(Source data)
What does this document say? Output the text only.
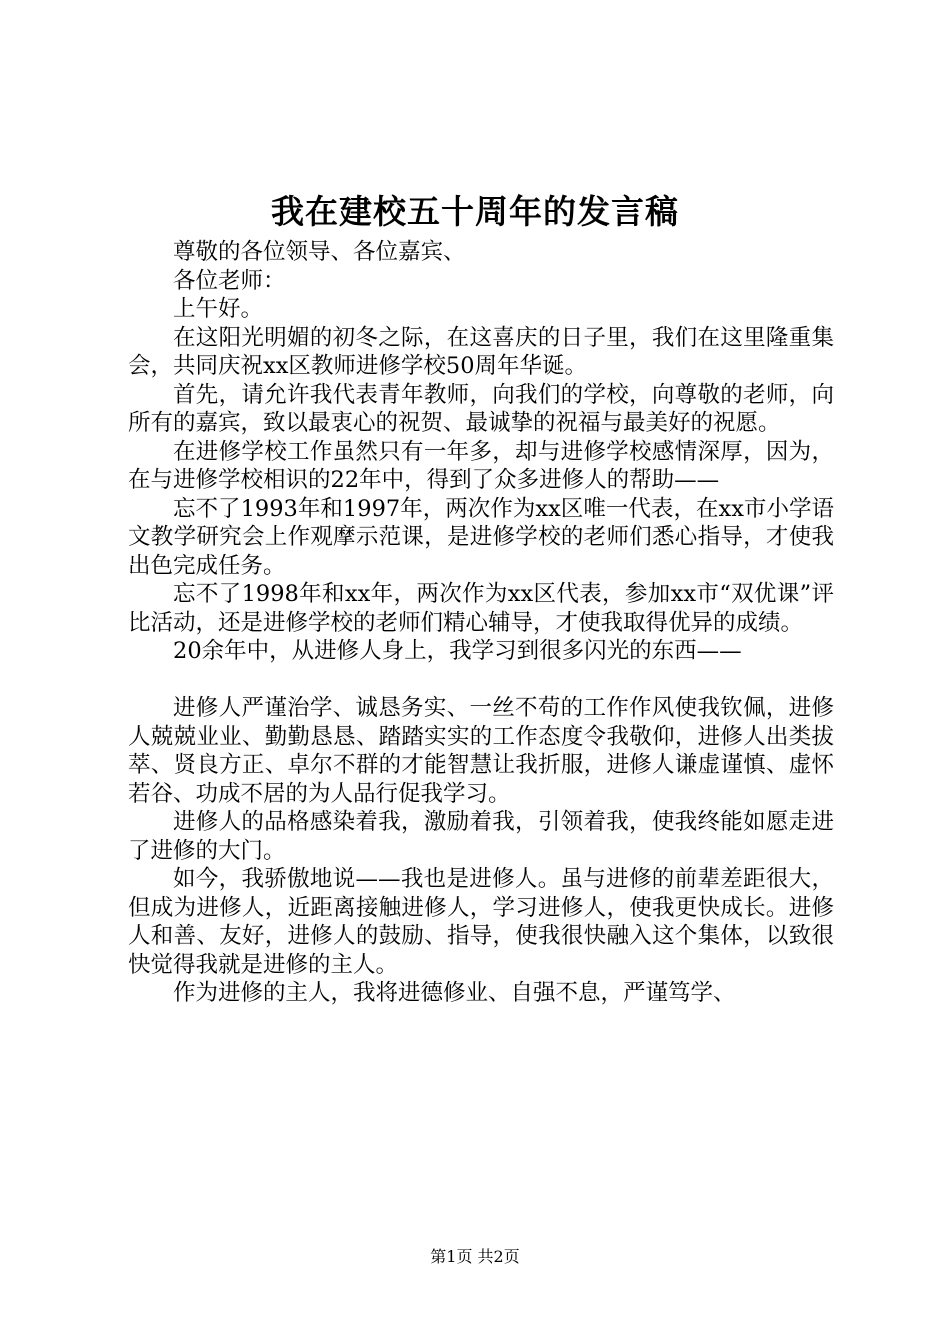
我在建校五十周年的发言稿

尊敬的各位领导、各位嘉宾、

各位老师：

上午好。

在这阳光明媚的初冬之际，在这喜庆的日子里，我们在这里隆重集会，共同庆祝xx区教师进修学校50周年华诞。

首先，请允许我代表青年教师，向我们的学校，向尊敬的老师，向所有的嘉宾，致以最衷心的祝贺、最诚挚的祝福与最美好的祝愿。

在进修学校工作虽然只有一年多，却与进修学校感情深厚，因为，在与进修学校相识的22年中，得到了众多进修人的帮助——

忘不了1993年和1997年，两次作为xx区唯一代表，在xx市小学语文教学研究会上作观摩示范课，是进修学校的老师们悉心指导，才使我出色完成任务。

忘不了1998年和xx年，两次作为xx区代表，参加xx市“双优课”评比活动，还是进修学校的老师们精心辅导，才使我取得优异的成绩。

20余年中，从进修人身上，我学习到很多闪光的东西——

进修人严谨治学、诚恳务实、一丝不苟的工作作风使我钦佩，进修人兢兢业业、勤勤恳恳、踏踏实实的工作态度令我敬仰，进修人出类拔萃、贤良方正、卓尔不群的才能智慧让我折服，进修人谦虚谨慎、虚怀若谷、功成不居的为人品行促我学习。

进修人的品格感染着我，激励着我，引领着我，使我终能如愿走进了进修的大门。

如今，我骄傲地说——我也是进修人。虽与进修的前辈差距很大，但成为进修人，近距离接触进修人，学习进修人，使我更快成长。进修人和善、友好，进修人的鼓励、指导，使我很快融入这个集体，以致很快觉得我就是进修的主人。

作为进修的主人，我将进德修业、自强不息，严谨笃学、

第1页 共2页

> Work required
Reproduce the material word for word, minus the images.

> Written solution
What does this document say? Output the text only.
我在建校五十周年的发言稿

尊敬的各位领导、各位嘉宾、

各位老师：

上午好。

在这阳光明媚的初冬之际，在这喜庆的日子里，我们在这里隆重集会，共同庆祝xx区教师进修学校50周年华诞。

首先，请允许我代表青年教师，向我们的学校，向尊敬的老师，向所有的嘉宾，致以最衷心的祝贺、最诚挚的祝福与最美好的祝愿。

在进修学校工作虽然只有一年多，却与进修学校感情深厚，因为，在与进修学校相识的22年中，得到了众多进修人的帮助——

忘不了1993年和1997年，两次作为xx区唯一代表，在xx市小学语文教学研究会上作观摩示范课，是进修学校的老师们悉心指导，才使我出色完成任务。

忘不了1998年和xx年，两次作为xx区代表，参加xx市“双优课”评比活动，还是进修学校的老师们精心辅导，才使我取得优异的成绩。

20余年中，从进修人身上，我学习到很多闪光的东西——

进修人严谨治学、诚恳务实、一丝不苟的工作作风使我钦佩，进修人兢兢业业、勤勤恳恳、踏踏实实的工作态度令我敬仰，进修人出类拔萃、贤良方正、卓尔不群的才能智慧让我折服，进修人谦虚谨慎、虚怀若谷、功成不居的为人品行促我学习。

进修人的品格感染着我，激励着我，引领着我，使我终能如愿走进了进修的大门。

如今，我骄傲地说——我也是进修人。虽与进修的前辈差距很大，但成为进修人，近距离接触进修人，学习进修人，使我更快成长。进修人和善、友好，进修人的鼓励、指导，使我很快融入这个集体，以致很快觉得我就是进修的主人。

作为进修的主人，我将进德修业、自强不息，严谨笃学、

第1页 共2页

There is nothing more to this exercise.